- Written exercise:
Go through the listing beneath this task and return every line that carries the string "name".

--

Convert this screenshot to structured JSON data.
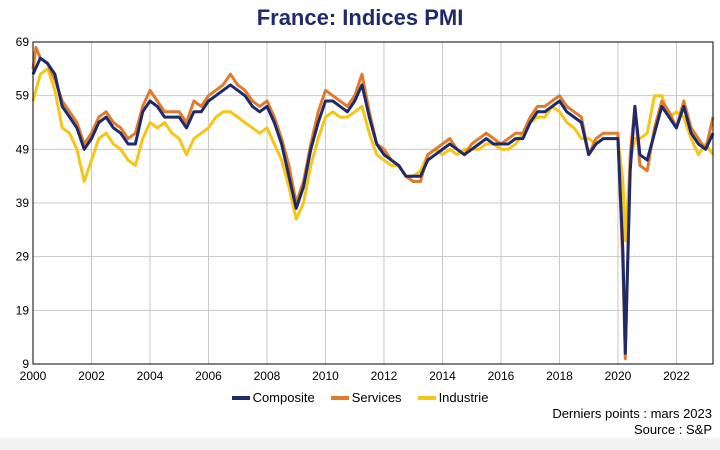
{
  "chart_data": {
    "type": "line",
    "title": "France: Indices PMI",
    "xlabel": "",
    "ylabel": "",
    "xlim": [
      2000,
      2023.25
    ],
    "ylim": [
      9,
      69
    ],
    "x_ticks": [
      "2000",
      "2002",
      "2004",
      "2006",
      "2008",
      "2010",
      "2012",
      "2014",
      "2016",
      "2018",
      "2020",
      "2022"
    ],
    "y_ticks": [
      9,
      19,
      29,
      39,
      49,
      59,
      69
    ],
    "grid": true,
    "legend_position": "bottom",
    "series": [
      {
        "name": "Composite",
        "color": "#1f2a6b",
        "points": [
          [
            2000.0,
            63
          ],
          [
            2000.25,
            66
          ],
          [
            2000.5,
            65
          ],
          [
            2000.75,
            63
          ],
          [
            2001.0,
            57
          ],
          [
            2001.25,
            55
          ],
          [
            2001.5,
            53
          ],
          [
            2001.75,
            49
          ],
          [
            2002.0,
            51
          ],
          [
            2002.25,
            54
          ],
          [
            2002.5,
            55
          ],
          [
            2002.75,
            53
          ],
          [
            2003.0,
            52
          ],
          [
            2003.25,
            50
          ],
          [
            2003.5,
            50
          ],
          [
            2003.75,
            56
          ],
          [
            2004.0,
            58
          ],
          [
            2004.25,
            57
          ],
          [
            2004.5,
            55
          ],
          [
            2004.75,
            55
          ],
          [
            2005.0,
            55
          ],
          [
            2005.25,
            53
          ],
          [
            2005.5,
            56
          ],
          [
            2005.75,
            56
          ],
          [
            2006.0,
            58
          ],
          [
            2006.25,
            59
          ],
          [
            2006.5,
            60
          ],
          [
            2006.75,
            61
          ],
          [
            2007.0,
            60
          ],
          [
            2007.25,
            59
          ],
          [
            2007.5,
            57
          ],
          [
            2007.75,
            56
          ],
          [
            2008.0,
            57
          ],
          [
            2008.25,
            54
          ],
          [
            2008.5,
            50
          ],
          [
            2008.75,
            44
          ],
          [
            2009.0,
            38
          ],
          [
            2009.25,
            42
          ],
          [
            2009.5,
            49
          ],
          [
            2009.75,
            54
          ],
          [
            2010.0,
            58
          ],
          [
            2010.25,
            58
          ],
          [
            2010.5,
            57
          ],
          [
            2010.75,
            56
          ],
          [
            2011.0,
            58
          ],
          [
            2011.25,
            61
          ],
          [
            2011.5,
            55
          ],
          [
            2011.75,
            50
          ],
          [
            2012.0,
            48
          ],
          [
            2012.25,
            47
          ],
          [
            2012.5,
            46
          ],
          [
            2012.75,
            44
          ],
          [
            2013.0,
            44
          ],
          [
            2013.25,
            44
          ],
          [
            2013.5,
            47
          ],
          [
            2013.75,
            48
          ],
          [
            2014.0,
            49
          ],
          [
            2014.25,
            50
          ],
          [
            2014.5,
            49
          ],
          [
            2014.75,
            48
          ],
          [
            2015.0,
            49
          ],
          [
            2015.25,
            50
          ],
          [
            2015.5,
            51
          ],
          [
            2015.75,
            50
          ],
          [
            2016.0,
            50
          ],
          [
            2016.25,
            50
          ],
          [
            2016.5,
            51
          ],
          [
            2016.75,
            51
          ],
          [
            2017.0,
            54
          ],
          [
            2017.25,
            56
          ],
          [
            2017.5,
            56
          ],
          [
            2017.75,
            57
          ],
          [
            2018.0,
            58
          ],
          [
            2018.25,
            56
          ],
          [
            2018.5,
            55
          ],
          [
            2018.75,
            54
          ],
          [
            2019.0,
            48
          ],
          [
            2019.25,
            50
          ],
          [
            2019.5,
            51
          ],
          [
            2019.75,
            51
          ],
          [
            2020.0,
            51
          ],
          [
            2020.17,
            30
          ],
          [
            2020.25,
            11
          ],
          [
            2020.42,
            45
          ],
          [
            2020.58,
            57
          ],
          [
            2020.75,
            48
          ],
          [
            2021.0,
            47
          ],
          [
            2021.25,
            52
          ],
          [
            2021.5,
            57
          ],
          [
            2021.75,
            55
          ],
          [
            2022.0,
            53
          ],
          [
            2022.25,
            57
          ],
          [
            2022.5,
            52
          ],
          [
            2022.75,
            50
          ],
          [
            2023.0,
            49
          ],
          [
            2023.25,
            52
          ]
        ]
      },
      {
        "name": "Services",
        "color": "#e07a2c",
        "points": [
          [
            2000.0,
            64
          ],
          [
            2000.1,
            68
          ],
          [
            2000.25,
            66
          ],
          [
            2000.5,
            65
          ],
          [
            2000.75,
            62
          ],
          [
            2001.0,
            58
          ],
          [
            2001.25,
            56
          ],
          [
            2001.5,
            54
          ],
          [
            2001.75,
            50
          ],
          [
            2002.0,
            52
          ],
          [
            2002.25,
            55
          ],
          [
            2002.5,
            56
          ],
          [
            2002.75,
            54
          ],
          [
            2003.0,
            53
          ],
          [
            2003.25,
            51
          ],
          [
            2003.5,
            52
          ],
          [
            2003.75,
            57
          ],
          [
            2004.0,
            60
          ],
          [
            2004.25,
            58
          ],
          [
            2004.5,
            56
          ],
          [
            2004.75,
            56
          ],
          [
            2005.0,
            56
          ],
          [
            2005.25,
            54
          ],
          [
            2005.5,
            58
          ],
          [
            2005.75,
            57
          ],
          [
            2006.0,
            59
          ],
          [
            2006.25,
            60
          ],
          [
            2006.5,
            61
          ],
          [
            2006.75,
            63
          ],
          [
            2007.0,
            61
          ],
          [
            2007.25,
            60
          ],
          [
            2007.5,
            58
          ],
          [
            2007.75,
            57
          ],
          [
            2008.0,
            58
          ],
          [
            2008.25,
            55
          ],
          [
            2008.5,
            51
          ],
          [
            2008.75,
            46
          ],
          [
            2009.0,
            39
          ],
          [
            2009.25,
            43
          ],
          [
            2009.5,
            50
          ],
          [
            2009.75,
            56
          ],
          [
            2010.0,
            60
          ],
          [
            2010.25,
            59
          ],
          [
            2010.5,
            58
          ],
          [
            2010.75,
            57
          ],
          [
            2011.0,
            59
          ],
          [
            2011.25,
            63
          ],
          [
            2011.5,
            56
          ],
          [
            2011.75,
            50
          ],
          [
            2012.0,
            49
          ],
          [
            2012.25,
            47
          ],
          [
            2012.5,
            46
          ],
          [
            2012.75,
            44
          ],
          [
            2013.0,
            43
          ],
          [
            2013.25,
            43
          ],
          [
            2013.5,
            48
          ],
          [
            2013.75,
            49
          ],
          [
            2014.0,
            50
          ],
          [
            2014.25,
            51
          ],
          [
            2014.5,
            49
          ],
          [
            2014.75,
            48
          ],
          [
            2015.0,
            50
          ],
          [
            2015.25,
            51
          ],
          [
            2015.5,
            52
          ],
          [
            2015.75,
            51
          ],
          [
            2016.0,
            50
          ],
          [
            2016.25,
            51
          ],
          [
            2016.5,
            52
          ],
          [
            2016.75,
            52
          ],
          [
            2017.0,
            55
          ],
          [
            2017.25,
            57
          ],
          [
            2017.5,
            57
          ],
          [
            2017.75,
            58
          ],
          [
            2018.0,
            59
          ],
          [
            2018.25,
            57
          ],
          [
            2018.5,
            56
          ],
          [
            2018.75,
            55
          ],
          [
            2019.0,
            48
          ],
          [
            2019.25,
            51
          ],
          [
            2019.5,
            52
          ],
          [
            2019.75,
            52
          ],
          [
            2020.0,
            52
          ],
          [
            2020.17,
            27
          ],
          [
            2020.25,
            10
          ],
          [
            2020.42,
            48
          ],
          [
            2020.58,
            57
          ],
          [
            2020.75,
            46
          ],
          [
            2021.0,
            45
          ],
          [
            2021.25,
            53
          ],
          [
            2021.5,
            58
          ],
          [
            2021.75,
            56
          ],
          [
            2022.0,
            53
          ],
          [
            2022.25,
            58
          ],
          [
            2022.5,
            53
          ],
          [
            2022.75,
            51
          ],
          [
            2023.0,
            49
          ],
          [
            2023.25,
            55
          ]
        ]
      },
      {
        "name": "Industrie",
        "color": "#f5c518",
        "points": [
          [
            2000.0,
            58
          ],
          [
            2000.25,
            63
          ],
          [
            2000.5,
            64
          ],
          [
            2000.75,
            60
          ],
          [
            2001.0,
            53
          ],
          [
            2001.25,
            52
          ],
          [
            2001.5,
            49
          ],
          [
            2001.75,
            43
          ],
          [
            2002.0,
            47
          ],
          [
            2002.25,
            51
          ],
          [
            2002.5,
            52
          ],
          [
            2002.75,
            50
          ],
          [
            2003.0,
            49
          ],
          [
            2003.25,
            47
          ],
          [
            2003.5,
            46
          ],
          [
            2003.75,
            51
          ],
          [
            2004.0,
            54
          ],
          [
            2004.25,
            53
          ],
          [
            2004.5,
            54
          ],
          [
            2004.75,
            52
          ],
          [
            2005.0,
            51
          ],
          [
            2005.25,
            48
          ],
          [
            2005.5,
            51
          ],
          [
            2005.75,
            52
          ],
          [
            2006.0,
            53
          ],
          [
            2006.25,
            55
          ],
          [
            2006.5,
            56
          ],
          [
            2006.75,
            56
          ],
          [
            2007.0,
            55
          ],
          [
            2007.25,
            54
          ],
          [
            2007.5,
            53
          ],
          [
            2007.75,
            52
          ],
          [
            2008.0,
            53
          ],
          [
            2008.25,
            50
          ],
          [
            2008.5,
            47
          ],
          [
            2008.75,
            42
          ],
          [
            2009.0,
            36
          ],
          [
            2009.25,
            39
          ],
          [
            2009.5,
            46
          ],
          [
            2009.75,
            51
          ],
          [
            2010.0,
            55
          ],
          [
            2010.25,
            56
          ],
          [
            2010.5,
            55
          ],
          [
            2010.75,
            55
          ],
          [
            2011.0,
            56
          ],
          [
            2011.25,
            57
          ],
          [
            2011.5,
            52
          ],
          [
            2011.75,
            48
          ],
          [
            2012.0,
            47
          ],
          [
            2012.25,
            46
          ],
          [
            2012.5,
            46
          ],
          [
            2012.75,
            44
          ],
          [
            2013.0,
            44
          ],
          [
            2013.25,
            45
          ],
          [
            2013.5,
            48
          ],
          [
            2013.75,
            49
          ],
          [
            2014.0,
            48
          ],
          [
            2014.25,
            49
          ],
          [
            2014.5,
            48
          ],
          [
            2014.75,
            49
          ],
          [
            2015.0,
            49
          ],
          [
            2015.25,
            49
          ],
          [
            2015.5,
            50
          ],
          [
            2015.75,
            50
          ],
          [
            2016.0,
            49
          ],
          [
            2016.25,
            49
          ],
          [
            2016.5,
            50
          ],
          [
            2016.75,
            52
          ],
          [
            2017.0,
            54
          ],
          [
            2017.25,
            55
          ],
          [
            2017.5,
            55
          ],
          [
            2017.75,
            57
          ],
          [
            2018.0,
            56
          ],
          [
            2018.25,
            54
          ],
          [
            2018.5,
            53
          ],
          [
            2018.75,
            51
          ],
          [
            2019.0,
            51
          ],
          [
            2019.25,
            50
          ],
          [
            2019.5,
            51
          ],
          [
            2019.75,
            51
          ],
          [
            2020.0,
            51
          ],
          [
            2020.17,
            43
          ],
          [
            2020.25,
            32
          ],
          [
            2020.42,
            47
          ],
          [
            2020.58,
            51
          ],
          [
            2020.75,
            51
          ],
          [
            2021.0,
            52
          ],
          [
            2021.25,
            59
          ],
          [
            2021.5,
            59
          ],
          [
            2021.75,
            55
          ],
          [
            2022.0,
            56
          ],
          [
            2022.25,
            55
          ],
          [
            2022.5,
            51
          ],
          [
            2022.75,
            48
          ],
          [
            2023.0,
            50
          ],
          [
            2023.25,
            48
          ]
        ]
      }
    ]
  },
  "footer": {
    "last_points": "Derniers points : mars 2023",
    "source": "Source :  S&P"
  }
}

--

- Reply:
        "name": "Composite",
        "name": "Services",
        "name": "Industrie",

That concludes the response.